*Written exercise:*
All of the lines below are to be printed again exactly; images are excluded from the output.

*The data:*

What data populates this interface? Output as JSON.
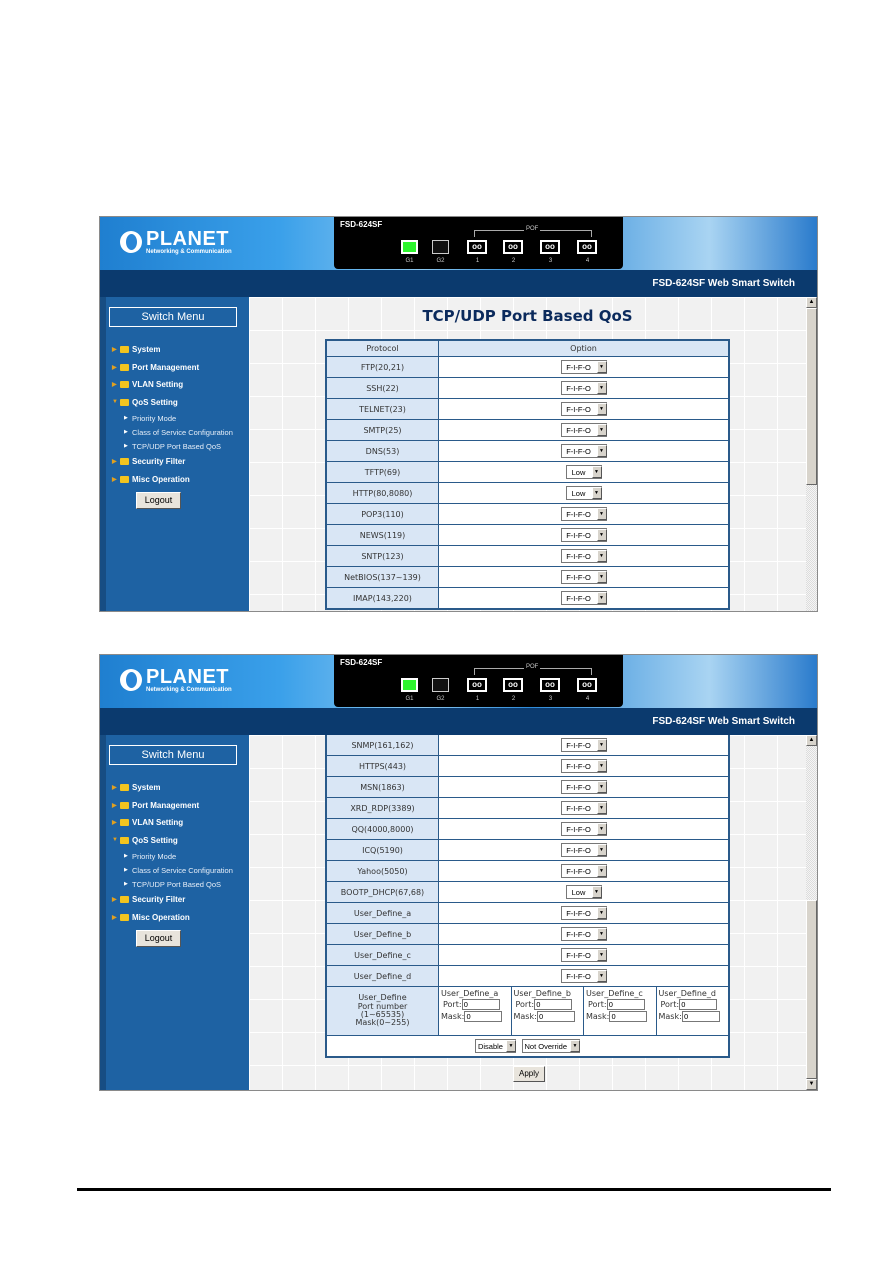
{
  "app": {
    "logo": "PLANET",
    "logo_tagline": "Networking & Communication",
    "device_model": "FSD-624SF",
    "product_title": "FSD-624SF Web Smart Switch",
    "pof_label": "POF",
    "ports": [
      {
        "label": "G1",
        "type": "rj45",
        "status": "link-up"
      },
      {
        "label": "G2",
        "type": "rj45",
        "status": "down"
      },
      {
        "label": "1",
        "type": "fiber"
      },
      {
        "label": "2",
        "type": "fiber"
      },
      {
        "label": "3",
        "type": "fiber"
      },
      {
        "label": "4",
        "type": "fiber"
      }
    ]
  },
  "sidebar": {
    "title": "Switch Menu",
    "items": [
      {
        "label": "System",
        "expanded": false
      },
      {
        "label": "Port Management",
        "expanded": false
      },
      {
        "label": "VLAN Setting",
        "expanded": false
      },
      {
        "label": "QoS Setting",
        "expanded": true,
        "children": [
          "Priority Mode",
          "Class of Service Configuration",
          "TCP/UDP Port Based QoS"
        ]
      },
      {
        "label": "Security Filter",
        "expanded": false
      },
      {
        "label": "Misc Operation",
        "expanded": false
      }
    ],
    "logout_label": "Logout"
  },
  "page": {
    "title": "TCP/UDP Port Based QoS",
    "col_protocol": "Protocol",
    "col_option": "Option"
  },
  "screen1_rows": [
    {
      "protocol": "FTP(20,21)",
      "option": "F-I-F-O"
    },
    {
      "protocol": "SSH(22)",
      "option": "F-I-F-O"
    },
    {
      "protocol": "TELNET(23)",
      "option": "F-I-F-O"
    },
    {
      "protocol": "SMTP(25)",
      "option": "F-I-F-O"
    },
    {
      "protocol": "DNS(53)",
      "option": "F-I-F-O"
    },
    {
      "protocol": "TFTP(69)",
      "option": "Low"
    },
    {
      "protocol": "HTTP(80,8080)",
      "option": "Low"
    },
    {
      "protocol": "POP3(110)",
      "option": "F-I-F-O"
    },
    {
      "protocol": "NEWS(119)",
      "option": "F-I-F-O"
    },
    {
      "protocol": "SNTP(123)",
      "option": "F-I-F-O"
    },
    {
      "protocol": "NetBIOS(137~139)",
      "option": "F-I-F-O"
    },
    {
      "protocol": "IMAP(143,220)",
      "option": "F-I-F-O"
    }
  ],
  "screen2_rows": [
    {
      "protocol": "SNMP(161,162)",
      "option": "F-I-F-O"
    },
    {
      "protocol": "HTTPS(443)",
      "option": "F-I-F-O"
    },
    {
      "protocol": "MSN(1863)",
      "option": "F-I-F-O"
    },
    {
      "protocol": "XRD_RDP(3389)",
      "option": "F-I-F-O"
    },
    {
      "protocol": "QQ(4000,8000)",
      "option": "F-I-F-O"
    },
    {
      "protocol": "ICQ(5190)",
      "option": "F-I-F-O"
    },
    {
      "protocol": "Yahoo(5050)",
      "option": "F-I-F-O"
    },
    {
      "protocol": "BOOTP_DHCP(67,68)",
      "option": "Low"
    },
    {
      "protocol": "User_Define_a",
      "option": "F-I-F-O"
    },
    {
      "protocol": "User_Define_b",
      "option": "F-I-F-O"
    },
    {
      "protocol": "User_Define_c",
      "option": "F-I-F-O"
    },
    {
      "protocol": "User_Define_d",
      "option": "F-I-F-O"
    }
  ],
  "user_define": {
    "label_line1": "User_Define",
    "label_line2": "Port number",
    "label_line3": "(1~65535)",
    "label_line4": "Mask(0~255)",
    "port_label": "Port:",
    "mask_label": "Mask:",
    "entries": [
      {
        "name": "User_Define_a",
        "port": "0",
        "mask": "0"
      },
      {
        "name": "User_Define_b",
        "port": "0",
        "mask": "0"
      },
      {
        "name": "User_Define_c",
        "port": "0",
        "mask": "0"
      },
      {
        "name": "User_Define_d",
        "port": "0",
        "mask": "0"
      }
    ]
  },
  "bottom_controls": {
    "mode_select": "Disable",
    "override_select": "Not Override",
    "apply_label": "Apply"
  }
}
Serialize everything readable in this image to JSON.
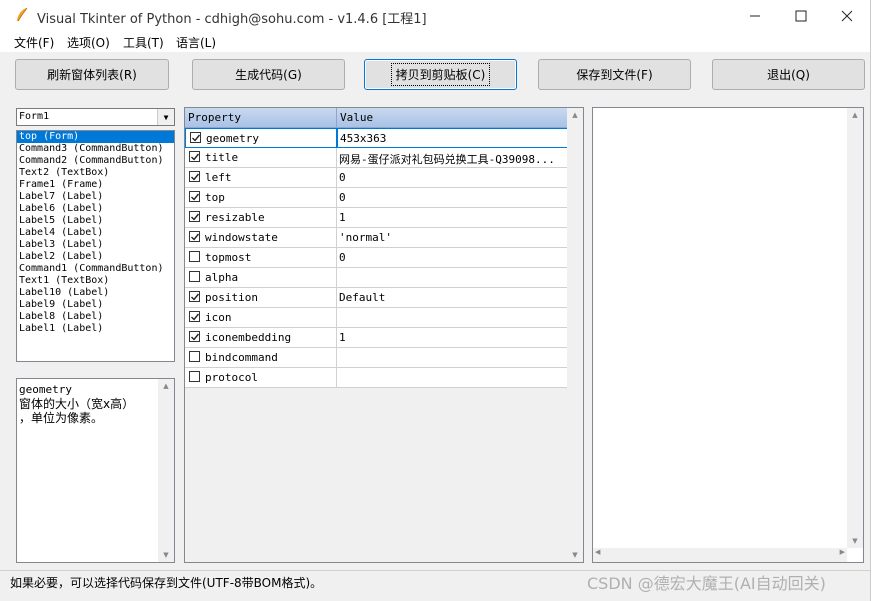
{
  "window": {
    "title": "Visual Tkinter of Python - cdhigh@sohu.com - v1.4.6 [工程1]",
    "minimize_icon": "minimize-icon",
    "maximize_icon": "maximize-icon",
    "close_icon": "close-icon"
  },
  "menu": [
    "文件(F)",
    "选项(O)",
    "工具(T)",
    "语言(L)"
  ],
  "toolbar": {
    "refresh": "刷新窗体列表(R)",
    "generate": "生成代码(G)",
    "copy": "拷贝到剪贴板(C)",
    "save": "保存到文件(F)",
    "exit": "退出(Q)"
  },
  "form_combo": {
    "value": "Form1"
  },
  "widget_list": [
    "top (Form)",
    "Command3 (CommandButton)",
    "Command2 (CommandButton)",
    "Text2 (TextBox)",
    "Frame1 (Frame)",
    "Label7 (Label)",
    "Label6 (Label)",
    "Label5 (Label)",
    "Label4 (Label)",
    "Label3 (Label)",
    "Label2 (Label)",
    "Command1 (CommandButton)",
    "Text1 (TextBox)",
    "Label10 (Label)",
    "Label9 (Label)",
    "Label8 (Label)",
    "Label1 (Label)"
  ],
  "description": {
    "name": "geometry",
    "text1": "窗体的大小（宽x高）",
    "text2": "，单位为像素。"
  },
  "grid": {
    "col_property": "Property",
    "col_value": "Value",
    "rows": [
      {
        "name": "geometry",
        "value": "453x363",
        "checked": true
      },
      {
        "name": "title",
        "value": "网易-蛋仔派对礼包码兑换工具-Q39098...",
        "checked": true
      },
      {
        "name": "left",
        "value": "0",
        "checked": true
      },
      {
        "name": "top",
        "value": "0",
        "checked": true
      },
      {
        "name": "resizable",
        "value": "1",
        "checked": true
      },
      {
        "name": "windowstate",
        "value": "'normal'",
        "checked": true
      },
      {
        "name": "topmost",
        "value": "0",
        "checked": false
      },
      {
        "name": "alpha",
        "value": "",
        "checked": false
      },
      {
        "name": "position",
        "value": "Default",
        "checked": true
      },
      {
        "name": "icon",
        "value": "",
        "checked": true
      },
      {
        "name": "iconembedding",
        "value": "1",
        "checked": true
      },
      {
        "name": "bindcommand",
        "value": "",
        "checked": false
      },
      {
        "name": "protocol",
        "value": "",
        "checked": false
      }
    ]
  },
  "status": "如果必要，可以选择代码保存到文件(UTF-8带BOM格式)。",
  "watermark": "CSDN @德宏大魔王(AI自动回关)",
  "colors": {
    "selection": "#0078d7",
    "grid_header": "#b9cdea"
  }
}
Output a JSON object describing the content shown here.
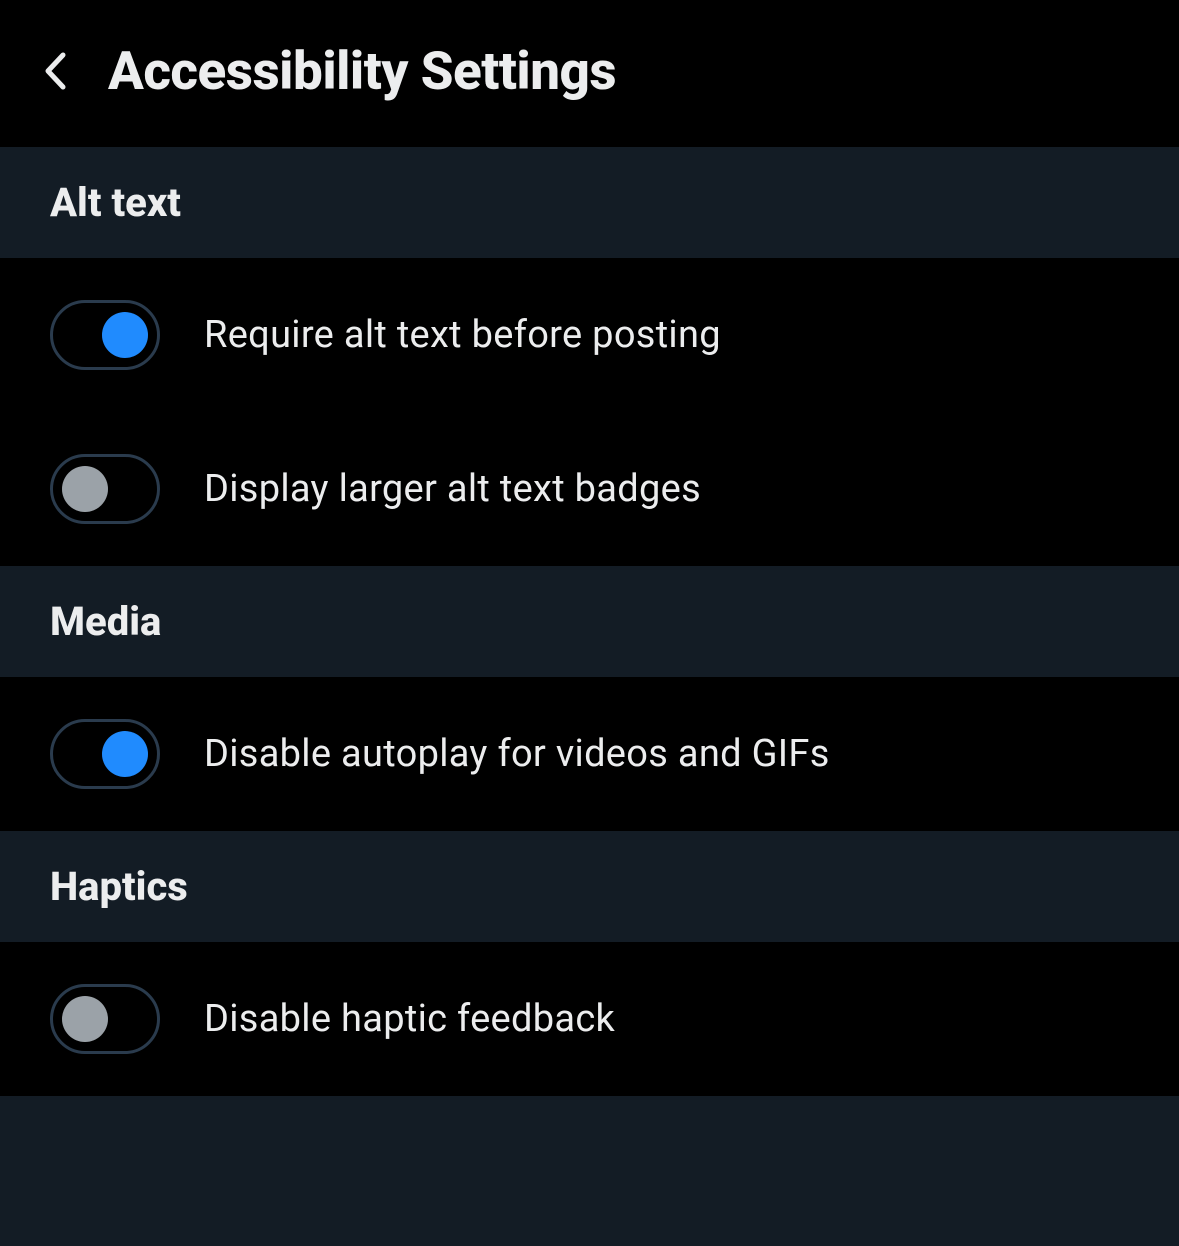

*Correct response:*
What data populates this interface? Output as JSON.
{
  "app": {
    "logo": "PLANET",
    "logo_tagline": "Networking & Communication",
    "device_model": "FSD-624SF",
    "product_title": "FSD-624SF Web Smart Switch",
    "pof_label": "POF",
    "ports": [
      {
        "label": "G1",
        "type": "rj45",
        "status": "link-up"
      },
      {
        "label": "G2",
        "type": "rj45",
        "status": "down"
      },
      {
        "label": "1",
        "type": "fiber"
      },
      {
        "label": "2",
        "type": "fiber"
      },
      {
        "label": "3",
        "type": "fiber"
      },
      {
        "label": "4",
        "type": "fiber"
      }
    ]
  },
  "sidebar": {
    "title": "Switch Menu",
    "items": [
      {
        "label": "System",
        "expanded": false
      },
      {
        "label": "Port Management",
        "expanded": false
      },
      {
        "label": "VLAN Setting",
        "expanded": false
      },
      {
        "label": "QoS Setting",
        "expanded": true,
        "children": [
          "Priority Mode",
          "Class of Service Configuration",
          "TCP/UDP Port Based QoS"
        ]
      },
      {
        "label": "Security Filter",
        "expanded": false
      },
      {
        "label": "Misc Operation",
        "expanded": false
      }
    ],
    "logout_label": "Logout"
  },
  "page": {
    "title": "TCP/UDP Port Based QoS",
    "col_protocol": "Protocol",
    "col_option": "Option"
  },
  "screen1_rows": [
    {
      "protocol": "FTP(20,21)",
      "option": "F-I-F-O"
    },
    {
      "protocol": "SSH(22)",
      "option": "F-I-F-O"
    },
    {
      "protocol": "TELNET(23)",
      "option": "F-I-F-O"
    },
    {
      "protocol": "SMTP(25)",
      "option": "F-I-F-O"
    },
    {
      "protocol": "DNS(53)",
      "option": "F-I-F-O"
    },
    {
      "protocol": "TFTP(69)",
      "option": "Low"
    },
    {
      "protocol": "HTTP(80,8080)",
      "option": "Low"
    },
    {
      "protocol": "POP3(110)",
      "option": "F-I-F-O"
    },
    {
      "protocol": "NEWS(119)",
      "option": "F-I-F-O"
    },
    {
      "protocol": "SNTP(123)",
      "option": "F-I-F-O"
    },
    {
      "protocol": "NetBIOS(137~139)",
      "option": "F-I-F-O"
    },
    {
      "protocol": "IMAP(143,220)",
      "option": "F-I-F-O"
    }
  ],
  "screen2_rows": [
    {
      "protocol": "SNMP(161,162)",
      "option": "F-I-F-O"
    },
    {
      "protocol": "HTTPS(443)",
      "option": "F-I-F-O"
    },
    {
      "protocol": "MSN(1863)",
      "option": "F-I-F-O"
    },
    {
      "protocol": "XRD_RDP(3389)",
      "option": "F-I-F-O"
    },
    {
      "protocol": "QQ(4000,8000)",
      "option": "F-I-F-O"
    },
    {
      "protocol": "ICQ(5190)",
      "option": "F-I-F-O"
    },
    {
      "protocol": "Yahoo(5050)",
      "option": "F-I-F-O"
    },
    {
      "protocol": "BOOTP_DHCP(67,68)",
      "option": "Low"
    },
    {
      "protocol": "User_Define_a",
      "option": "F-I-F-O"
    },
    {
      "protocol": "User_Define_b",
      "option": "F-I-F-O"
    },
    {
      "protocol": "User_Define_c",
      "option": "F-I-F-O"
    },
    {
      "protocol": "User_Define_d",
      "option": "F-I-F-O"
    }
  ],
  "user_define": {
    "label_line1": "User_Define",
    "label_line2": "Port number",
    "label_line3": "(1~65535)",
    "label_line4": "Mask(0~255)",
    "port_label": "Port:",
    "mask_label": "Mask:",
    "entries": [
      {
        "name": "User_Define_a",
        "port": "0",
        "mask": "0"
      },
      {
        "name": "User_Define_b",
        "port": "0",
        "mask": "0"
      },
      {
        "name": "User_Define_c",
        "port": "0",
        "mask": "0"
      },
      {
        "name": "User_Define_d",
        "port": "0",
        "mask": "0"
      }
    ]
  },
  "bottom_controls": {
    "mode_select": "Disable",
    "override_select": "Not Override",
    "apply_label": "Apply"
  }
}
Serialize everything readable in this image to JSON.
{
  "window": {
    "title": "Visual Tkinter of Python - cdhigh@sohu.com - v1.4.6 [工程1]",
    "minimize_icon": "minimize-icon",
    "maximize_icon": "maximize-icon",
    "close_icon": "close-icon"
  },
  "menu": [
    "文件(F)",
    "选项(O)",
    "工具(T)",
    "语言(L)"
  ],
  "toolbar": {
    "refresh": "刷新窗体列表(R)",
    "generate": "生成代码(G)",
    "copy": "拷贝到剪贴板(C)",
    "save": "保存到文件(F)",
    "exit": "退出(Q)"
  },
  "form_combo": {
    "value": "Form1"
  },
  "widget_list": [
    "top (Form)",
    "Command3 (CommandButton)",
    "Command2 (CommandButton)",
    "Text2 (TextBox)",
    "Frame1 (Frame)",
    "Label7 (Label)",
    "Label6 (Label)",
    "Label5 (Label)",
    "Label4 (Label)",
    "Label3 (Label)",
    "Label2 (Label)",
    "Command1 (CommandButton)",
    "Text1 (TextBox)",
    "Label10 (Label)",
    "Label9 (Label)",
    "Label8 (Label)",
    "Label1 (Label)"
  ],
  "description": {
    "name": "geometry",
    "text1": "窗体的大小（宽x高）",
    "text2": "，单位为像素。"
  },
  "grid": {
    "col_property": "Property",
    "col_value": "Value",
    "rows": [
      {
        "name": "geometry",
        "value": "453x363",
        "checked": true
      },
      {
        "name": "title",
        "value": "网易-蛋仔派对礼包码兑换工具-Q39098...",
        "checked": true
      },
      {
        "name": "left",
        "value": "0",
        "checked": true
      },
      {
        "name": "top",
        "value": "0",
        "checked": true
      },
      {
        "name": "resizable",
        "value": "1",
        "checked": true
      },
      {
        "name": "windowstate",
        "value": "'normal'",
        "checked": true
      },
      {
        "name": "topmost",
        "value": "0",
        "checked": false
      },
      {
        "name": "alpha",
        "value": "",
        "checked": false
      },
      {
        "name": "position",
        "value": "Default",
        "checked": true
      },
      {
        "name": "icon",
        "value": "",
        "checked": true
      },
      {
        "name": "iconembedding",
        "value": "1",
        "checked": true
      },
      {
        "name": "bindcommand",
        "value": "",
        "checked": false
      },
      {
        "name": "protocol",
        "value": "",
        "checked": false
      }
    ]
  },
  "status": "如果必要，可以选择代码保存到文件(UTF-8带BOM格式)。",
  "watermark": "CSDN @德宏大魔王(AI自动回关)",
  "colors": {
    "selection": "#0078d7",
    "grid_header": "#b9cdea"
  }
}
Output a JSON object describing the content shown here.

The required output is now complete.